◆ **Goal**
Set down the material below in full, matching it exactly.

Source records
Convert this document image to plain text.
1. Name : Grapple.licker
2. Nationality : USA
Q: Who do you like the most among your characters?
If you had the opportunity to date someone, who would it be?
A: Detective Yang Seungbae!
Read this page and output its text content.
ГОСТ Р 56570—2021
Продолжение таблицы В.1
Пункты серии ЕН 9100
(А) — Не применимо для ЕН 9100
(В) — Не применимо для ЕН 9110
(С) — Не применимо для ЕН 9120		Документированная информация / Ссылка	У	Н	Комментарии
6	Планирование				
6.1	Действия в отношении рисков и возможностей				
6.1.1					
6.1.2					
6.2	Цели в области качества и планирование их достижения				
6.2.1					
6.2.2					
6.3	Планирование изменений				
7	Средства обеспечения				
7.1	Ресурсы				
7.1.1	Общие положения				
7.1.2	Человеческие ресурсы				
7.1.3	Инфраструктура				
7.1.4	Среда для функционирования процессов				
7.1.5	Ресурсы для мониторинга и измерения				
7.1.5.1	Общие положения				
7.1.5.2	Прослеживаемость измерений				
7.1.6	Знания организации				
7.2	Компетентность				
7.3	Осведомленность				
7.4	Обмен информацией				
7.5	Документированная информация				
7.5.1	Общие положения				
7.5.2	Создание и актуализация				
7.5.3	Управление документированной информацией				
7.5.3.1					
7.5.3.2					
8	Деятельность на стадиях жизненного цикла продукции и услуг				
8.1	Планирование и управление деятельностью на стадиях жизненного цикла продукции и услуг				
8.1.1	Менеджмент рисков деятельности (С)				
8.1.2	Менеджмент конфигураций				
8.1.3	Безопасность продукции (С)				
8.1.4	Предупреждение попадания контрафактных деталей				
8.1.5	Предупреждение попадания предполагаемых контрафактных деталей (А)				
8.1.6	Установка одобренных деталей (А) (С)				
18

◆ **Result of this exercise**
Convert this document image to plain text.
1. Name : Grapple.licker
2. Nationality : USA
Q: Who do you like the most among your characters?
If you had the opportunity to date someone, who would it be?
A: Detective Yang Seungbae!
Read this page and output its text content.
ГОСТ Р 56570—2021
Продолжение таблицы В.1
Пункты серии ЕН 9100
(А) — Не применимо для ЕН 9100
(В) — Не применимо для ЕН 9110
(С) — Не применимо для ЕН 9120		Документированная информация / Ссылка	У	Н	Комментарии
6	Планирование				
6.1	Действия в отношении рисков и возможностей				
6.1.1					
6.1.2					
6.2	Цели в области качества и планирование их достижения				
6.2.1					
6.2.2					
6.3	Планирование изменений				
7	Средства обеспечения				
7.1	Ресурсы				
7.1.1	Общие положения				
7.1.2	Человеческие ресурсы				
7.1.3	Инфраструктура				
7.1.4	Среда для функционирования процессов				
7.1.5	Ресурсы для мониторинга и измерения				
7.1.5.1	Общие положения				
7.1.5.2	Прослеживаемость измерений				
7.1.6	Знания организации				
7.2	Компетентность				
7.3	Осведомленность				
7.4	Обмен информацией				
7.5	Документированная информация				
7.5.1	Общие положения				
7.5.2	Создание и актуализация				
7.5.3	Управление документированной информацией				
7.5.3.1					
7.5.3.2					
8	Деятельность на стадиях жизненного цикла продукции и услуг				
8.1	Планирование и управление деятельностью на стадиях жизненного цикла продукции и услуг				
8.1.1	Менеджмент рисков деятельности (С)				
8.1.2	Менеджмент конфигураций				
8.1.3	Безопасность продукции (С)				
8.1.4	Предупреждение попадания контрафактных деталей				
8.1.5	Предупреждение попадания предполагаемых контрафактных деталей (А)				
8.1.6	Установка одобренных деталей (А) (С)				
18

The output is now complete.